Start of Supplied data
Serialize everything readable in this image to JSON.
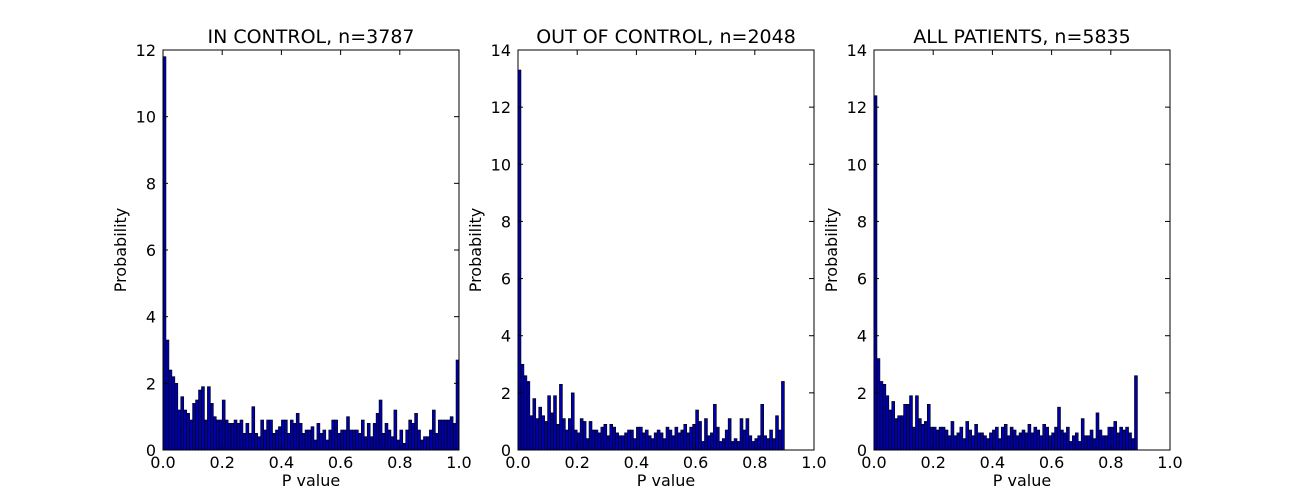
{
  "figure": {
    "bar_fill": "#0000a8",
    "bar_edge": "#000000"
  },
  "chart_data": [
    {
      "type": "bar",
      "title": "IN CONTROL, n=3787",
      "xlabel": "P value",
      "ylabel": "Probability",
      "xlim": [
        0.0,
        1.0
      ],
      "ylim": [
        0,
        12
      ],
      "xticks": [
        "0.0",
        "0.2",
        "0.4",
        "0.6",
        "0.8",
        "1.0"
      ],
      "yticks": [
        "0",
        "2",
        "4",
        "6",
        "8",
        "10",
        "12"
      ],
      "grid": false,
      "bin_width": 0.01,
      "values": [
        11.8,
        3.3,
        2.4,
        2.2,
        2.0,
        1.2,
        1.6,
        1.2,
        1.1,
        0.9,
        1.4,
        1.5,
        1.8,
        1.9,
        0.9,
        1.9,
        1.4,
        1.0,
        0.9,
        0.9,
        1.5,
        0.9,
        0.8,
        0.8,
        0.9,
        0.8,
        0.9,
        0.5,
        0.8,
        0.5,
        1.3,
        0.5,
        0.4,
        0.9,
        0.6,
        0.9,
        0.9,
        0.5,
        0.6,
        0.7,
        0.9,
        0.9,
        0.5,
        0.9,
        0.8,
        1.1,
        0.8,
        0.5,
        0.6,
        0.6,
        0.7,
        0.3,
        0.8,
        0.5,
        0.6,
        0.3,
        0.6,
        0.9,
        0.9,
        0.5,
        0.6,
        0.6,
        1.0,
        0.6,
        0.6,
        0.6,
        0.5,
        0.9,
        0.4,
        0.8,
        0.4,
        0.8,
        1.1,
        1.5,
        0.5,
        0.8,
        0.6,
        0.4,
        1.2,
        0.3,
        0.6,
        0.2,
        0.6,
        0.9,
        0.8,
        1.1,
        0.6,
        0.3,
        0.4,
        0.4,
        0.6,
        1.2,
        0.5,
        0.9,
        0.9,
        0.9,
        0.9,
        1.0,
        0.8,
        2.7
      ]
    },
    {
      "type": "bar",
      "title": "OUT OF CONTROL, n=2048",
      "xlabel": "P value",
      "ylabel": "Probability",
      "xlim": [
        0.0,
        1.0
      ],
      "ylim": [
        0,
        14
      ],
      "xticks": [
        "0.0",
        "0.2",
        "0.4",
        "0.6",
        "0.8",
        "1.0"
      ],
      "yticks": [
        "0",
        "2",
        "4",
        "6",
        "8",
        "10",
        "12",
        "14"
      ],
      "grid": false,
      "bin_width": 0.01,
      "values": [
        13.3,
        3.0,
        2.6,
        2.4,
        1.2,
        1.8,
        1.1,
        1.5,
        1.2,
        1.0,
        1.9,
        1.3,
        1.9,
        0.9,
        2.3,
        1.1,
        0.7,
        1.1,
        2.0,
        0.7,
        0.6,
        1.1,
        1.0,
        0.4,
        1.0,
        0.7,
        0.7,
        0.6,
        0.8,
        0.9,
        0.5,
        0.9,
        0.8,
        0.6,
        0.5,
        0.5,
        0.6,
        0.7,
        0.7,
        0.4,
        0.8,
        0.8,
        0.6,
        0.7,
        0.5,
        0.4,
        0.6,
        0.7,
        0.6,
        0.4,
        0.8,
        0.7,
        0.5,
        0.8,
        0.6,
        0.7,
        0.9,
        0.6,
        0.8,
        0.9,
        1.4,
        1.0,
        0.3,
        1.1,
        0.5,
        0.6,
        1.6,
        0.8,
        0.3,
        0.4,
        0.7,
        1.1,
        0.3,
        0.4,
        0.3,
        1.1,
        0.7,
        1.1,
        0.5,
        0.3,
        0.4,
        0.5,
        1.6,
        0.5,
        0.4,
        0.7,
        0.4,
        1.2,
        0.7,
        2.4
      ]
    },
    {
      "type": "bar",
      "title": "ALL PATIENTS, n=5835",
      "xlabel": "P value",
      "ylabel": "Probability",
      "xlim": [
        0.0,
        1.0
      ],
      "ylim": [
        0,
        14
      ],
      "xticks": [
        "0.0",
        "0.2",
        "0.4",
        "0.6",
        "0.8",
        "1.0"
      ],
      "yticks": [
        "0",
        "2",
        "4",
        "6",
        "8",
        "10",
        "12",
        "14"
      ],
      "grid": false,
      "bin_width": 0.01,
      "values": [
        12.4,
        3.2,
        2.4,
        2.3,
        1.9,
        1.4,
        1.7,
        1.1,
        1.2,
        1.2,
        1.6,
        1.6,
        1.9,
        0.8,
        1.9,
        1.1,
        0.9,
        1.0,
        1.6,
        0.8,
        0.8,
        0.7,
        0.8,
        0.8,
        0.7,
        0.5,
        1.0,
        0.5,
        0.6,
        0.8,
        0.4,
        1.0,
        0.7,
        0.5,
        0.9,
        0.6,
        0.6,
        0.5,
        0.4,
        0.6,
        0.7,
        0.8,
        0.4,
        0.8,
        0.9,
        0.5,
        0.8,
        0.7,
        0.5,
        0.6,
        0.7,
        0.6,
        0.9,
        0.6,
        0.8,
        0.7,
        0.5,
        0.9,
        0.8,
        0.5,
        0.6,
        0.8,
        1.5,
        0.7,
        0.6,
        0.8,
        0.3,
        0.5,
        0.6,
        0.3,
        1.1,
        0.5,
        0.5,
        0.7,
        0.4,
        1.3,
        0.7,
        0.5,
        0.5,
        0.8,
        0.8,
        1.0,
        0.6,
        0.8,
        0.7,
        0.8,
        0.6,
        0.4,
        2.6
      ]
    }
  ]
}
End of Supplied data
# Activity:
Tally the lines above that include the word "CONTROL"; answer with the total only.

# Exercise output:
2